[Entries with figure data]
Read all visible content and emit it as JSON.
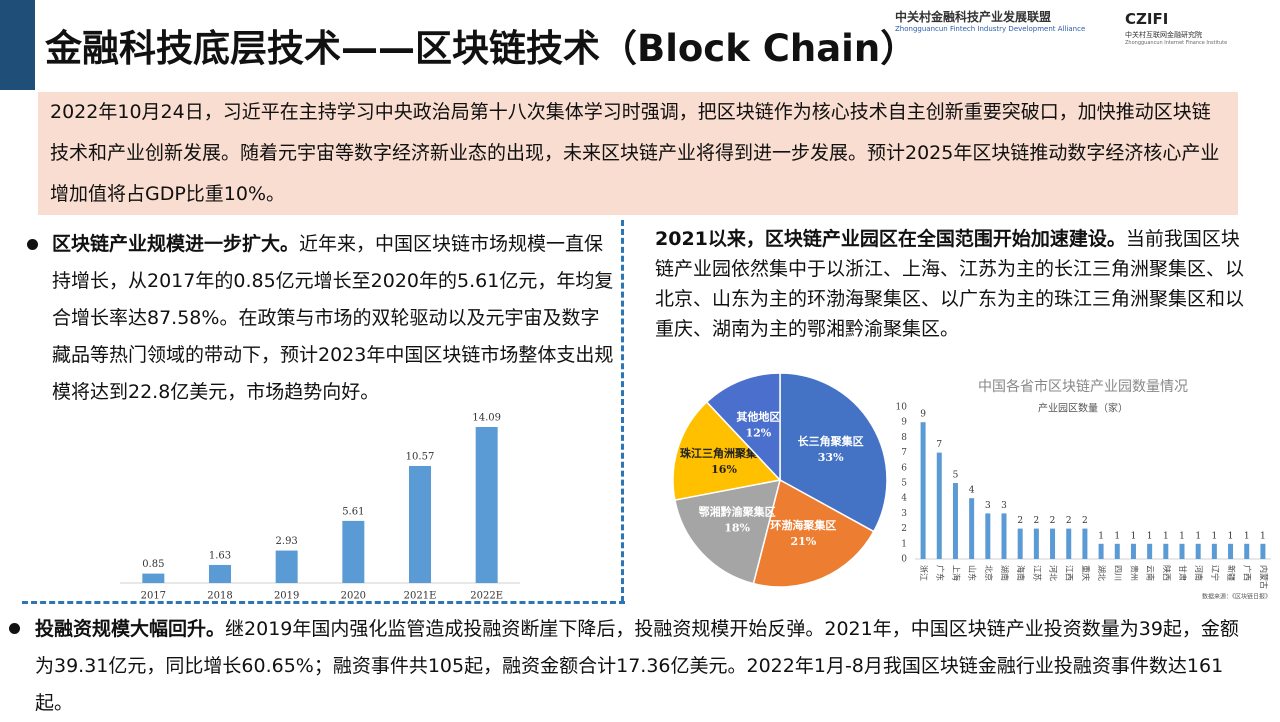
{
  "header": {
    "title": "金融科技底层技术——区块链技术（Block Chain）",
    "logo1_cn": "中关村金融科技产业发展联盟",
    "logo1_en": "Zhongguancun Fintech Industry Development Alliance",
    "logo2_mark": "CZIFI",
    "logo2_cn": "中关村互联网金融研究院",
    "logo2_en": "Zhongguancun Internet Finance Institute"
  },
  "intro": "2022年10月24日，习近平在主持学习中央政治局第十八次集体学习时强调，把区块链作为核心技术自主创新重要突破口，加快推动区块链技术和产业创新发展。随着元宇宙等数字经济新业态的出现，未来区块链产业将得到进一步发展。预计2025年区块链推动数字经济核心产业增加值将占GDP比重10%。",
  "left_text": {
    "lead": "区块链产业规模进一步扩大。",
    "body": "近年来，中国区块链市场规模一直保持增长，从2017年的0.85亿元增长至2020年的5.61亿元，年均复合增长率达87.58%。在政策与市场的双轮驱动以及元宇宙及数字藏品等热门领域的带动下，预计2023年中国区块链市场整体支出规模将达到22.8亿美元，市场趋势向好。"
  },
  "right_text": {
    "lead": "2021以来，区块链产业园区在全国范围开始加速建设。",
    "body": "当前我国区块链产业园依然集中于以浙江、上海、江苏为主的长江三角洲聚集区、以北京、山东为主的环渤海聚集区、以广东为主的珠江三角洲聚集区和以重庆、湖南为主的鄂湘黔渝聚集区。"
  },
  "bottom_text": {
    "lead": "投融资规模大幅回升。",
    "body": "继2019年国内强化监管造成投融资断崖下降后，投融资规模开始反弹。2021年，中国区块链产业投资数量为39起，金额为39.31亿元，同比增长60.65%；融资事件共105起，融资金额合计17.36亿美元。2022年1月-8月我国区块链金融行业投融资事件数达161起。"
  },
  "chart_data": [
    {
      "type": "bar",
      "categories": [
        "2017",
        "2018",
        "2019",
        "2020",
        "2021E",
        "2022E"
      ],
      "values": [
        0.85,
        1.63,
        2.93,
        5.61,
        10.57,
        14.09
      ],
      "color": "#5b9bd5"
    },
    {
      "type": "pie",
      "categories": [
        "长三角聚集区",
        "环渤海聚集区",
        "鄂湘黔渝聚集区",
        "珠江三角洲聚集区",
        "其他地区"
      ],
      "values": [
        33,
        21,
        18,
        16,
        12
      ],
      "value_labels": [
        "33%",
        "21%",
        "18%",
        "16%",
        "12%"
      ],
      "colors": [
        "#4472c4",
        "#ed7d31",
        "#a5a5a5",
        "#ffc000",
        "#4a6fcc"
      ]
    },
    {
      "type": "bar",
      "title": "中国各省市区块链产业园数量情况",
      "ylabel": "产业园区数量（家）",
      "source": "数据来源：《区块链日报》",
      "categories": [
        "浙江",
        "广东",
        "上海",
        "山东",
        "北京",
        "湖南",
        "海南",
        "江苏",
        "河北",
        "江西",
        "重庆",
        "湖北",
        "四川",
        "贵州",
        "云南",
        "陕西",
        "甘肃",
        "河南",
        "辽宁",
        "新疆",
        "广西",
        "内蒙古"
      ],
      "values": [
        9,
        7,
        5,
        4,
        3,
        3,
        2,
        2,
        2,
        2,
        2,
        1,
        1,
        1,
        1,
        1,
        1,
        1,
        1,
        1,
        1,
        1
      ],
      "color": "#5b9bd5",
      "ylim": [
        0,
        10
      ],
      "yticks": [
        0,
        1,
        2,
        3,
        4,
        5,
        6,
        7,
        8,
        9,
        10
      ]
    }
  ]
}
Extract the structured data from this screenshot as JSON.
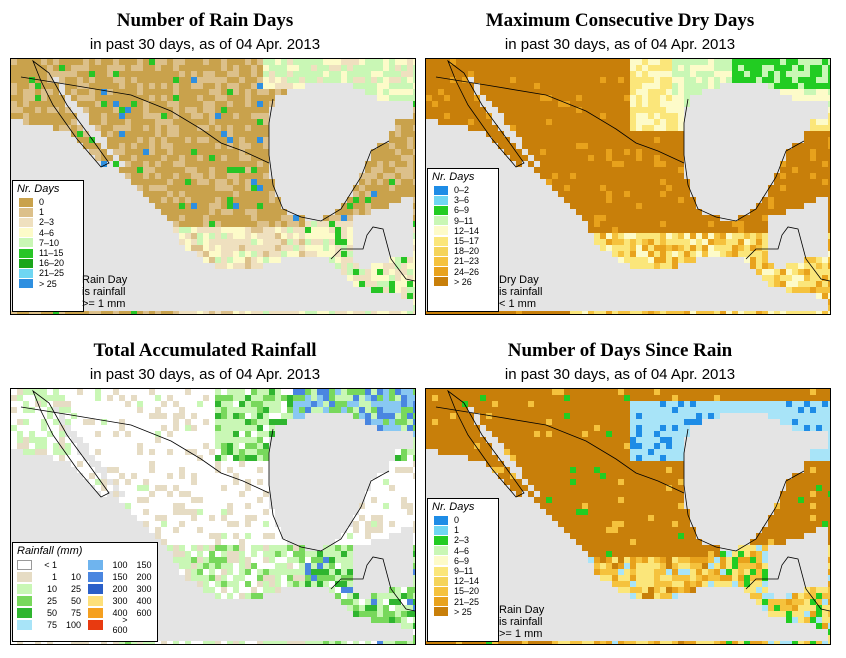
{
  "palettes": {
    "rain_days": {
      "land": "#c9a24c",
      "mid": "#dcc08a",
      "light": "#efe0bf",
      "paleyellow": "#fdfbc9",
      "paleg": "#c9f7b5",
      "green": "#27c526",
      "blue": "#2e8fe0",
      "cyan": "#6fd6f2",
      "water": "#e4e4e4"
    },
    "dry_days": {
      "brown": "#c87f0a",
      "orange": "#e8a21c",
      "gold": "#f5c23d",
      "yellow": "#fbe67a",
      "paleyellow": "#fdfbc9",
      "paleg": "#c9f7b5",
      "green": "#22cc22",
      "water": "#e4e4e4"
    },
    "rainfall": {
      "white": "#ffffff",
      "tan": "#e6dcc4",
      "lg": "#c9f7b5",
      "mg": "#78d85c",
      "dg": "#2fb52f",
      "blue": "#4a86e0",
      "lblue": "#89c8f2",
      "water": "#e4e4e4"
    },
    "since": {
      "brown": "#c87f0a",
      "orange": "#e8a21c",
      "gold": "#f5c23d",
      "yellow": "#fbe67a",
      "cyan": "#a8e4f8",
      "green": "#22cc22",
      "blue": "#1e8ce6",
      "water": "#e4e4e4"
    }
  },
  "panels": {
    "rain_days": {
      "title": "Number of Rain Days",
      "subtitle": "in past 30 days, as of  04 Apr. 2013",
      "legend_title": "Nr. Days",
      "legend": [
        {
          "label": "0",
          "color": "#c9a24c"
        },
        {
          "label": "1",
          "color": "#dcc08a"
        },
        {
          "label": "2–3",
          "color": "#efe0bf"
        },
        {
          "label": "4–6",
          "color": "#fdfbc9"
        },
        {
          "label": "7–10",
          "color": "#c9f7b5"
        },
        {
          "label": "11–15",
          "color": "#27c526"
        },
        {
          "label": "16–20",
          "color": "#1aa51a"
        },
        {
          "label": "21–25",
          "color": "#6fd6f2"
        },
        {
          "label": "> 25",
          "color": "#2e8fe0"
        }
      ],
      "note": [
        "Rain Day",
        "is rainfall",
        ">= 1 mm"
      ]
    },
    "dry_days": {
      "title": "Maximum Consecutive Dry Days",
      "subtitle": "in past 30 days, as of  04 Apr. 2013",
      "legend_title": "Nr. Days",
      "legend": [
        {
          "label": "0–2",
          "color": "#1e8ce6"
        },
        {
          "label": "3–6",
          "color": "#6fd6f2"
        },
        {
          "label": "6–9",
          "color": "#22cc22"
        },
        {
          "label": "9–11",
          "color": "#c9f7b5"
        },
        {
          "label": "12–14",
          "color": "#fdfbc9"
        },
        {
          "label": "15–17",
          "color": "#fbe67a"
        },
        {
          "label": "18–20",
          "color": "#f5d45a"
        },
        {
          "label": "21–23",
          "color": "#f5c23d"
        },
        {
          "label": "24–26",
          "color": "#e8a21c"
        },
        {
          "label": "> 26",
          "color": "#c87f0a"
        }
      ],
      "note": [
        "Dry Day",
        "is rainfall",
        "< 1 mm"
      ]
    },
    "rainfall": {
      "title": "Total Accumulated Rainfall",
      "subtitle": "in past 30 days, as of  04 Apr. 2013",
      "legend_title": "Rainfall (mm)",
      "legend_left": [
        {
          "a": "< 1",
          "b": "",
          "color": "#ffffff"
        },
        {
          "a": "1",
          "b": "10",
          "color": "#e6dcc4"
        },
        {
          "a": "10",
          "b": "25",
          "color": "#c9f7b5"
        },
        {
          "a": "25",
          "b": "50",
          "color": "#78d85c"
        },
        {
          "a": "50",
          "b": "75",
          "color": "#2fb52f"
        },
        {
          "a": "75",
          "b": "100",
          "color": "#a8e4f8"
        }
      ],
      "legend_right": [
        {
          "a": "100",
          "b": "150",
          "color": "#6fb4ee"
        },
        {
          "a": "150",
          "b": "200",
          "color": "#4a86e0"
        },
        {
          "a": "200",
          "b": "300",
          "color": "#2a5fc8"
        },
        {
          "a": "300",
          "b": "400",
          "color": "#fde07a"
        },
        {
          "a": "400",
          "b": "600",
          "color": "#f5a020"
        },
        {
          "a": "> 600",
          "b": "",
          "color": "#e83a10"
        }
      ]
    },
    "since": {
      "title": "Number of Days Since Rain",
      "subtitle": "in past 30 days, as of  04 Apr. 2013",
      "legend_title": "Nr. Days",
      "legend": [
        {
          "label": "0",
          "color": "#1e8ce6"
        },
        {
          "label": "1",
          "color": "#6fd6f2"
        },
        {
          "label": "2–3",
          "color": "#22cc22"
        },
        {
          "label": "4–6",
          "color": "#c9f7b5"
        },
        {
          "label": "6–9",
          "color": "#fdfbc9"
        },
        {
          "label": "9–11",
          "color": "#fbe67a"
        },
        {
          "label": "12–14",
          "color": "#f5d45a"
        },
        {
          "label": "15–20",
          "color": "#f5c23d"
        },
        {
          "label": "21–25",
          "color": "#e8a21c"
        },
        {
          "label": "> 25",
          "color": "#c87f0a"
        }
      ],
      "note": [
        "Rain Day",
        "is rainfall",
        ">= 1 mm"
      ]
    }
  }
}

=== TASK TO CARRY OUT ===
Scan the material above for the string "body" and report each line where you find it.

=== THE SOLUTION ===
    "body": "近年来，中国区块链市场规模一直保持增长，从2017年的0.85亿元增长至2020年的5.61亿元，年均复合增长率达87.58%。在政策与市场的双轮驱动以及元宇宙及数字藏品等热门领域的带动下，预计2023年中国区块链市场整体支出规模将达到22.8亿美元，市场趋势向好。"
    "body": "当前我国区块链产业园依然集中于以浙江、上海、江苏为主的长江三角洲聚集区、以北京、山东为主的环渤海聚集区、以广东为主的珠江三角洲聚集区和以重庆、湖南为主的鄂湘黔渝聚集区。"
    "body": "继2019年国内强化监管造成投融资断崖下降后，投融资规模开始反弹。2021年，中国区块链产业投资数量为39起，金额为39.31亿元，同比增长60.65%；融资事件共105起，融资金额合计17.36亿美元。2022年1月-8月我国区块链金融行业投融资事件数达161起。"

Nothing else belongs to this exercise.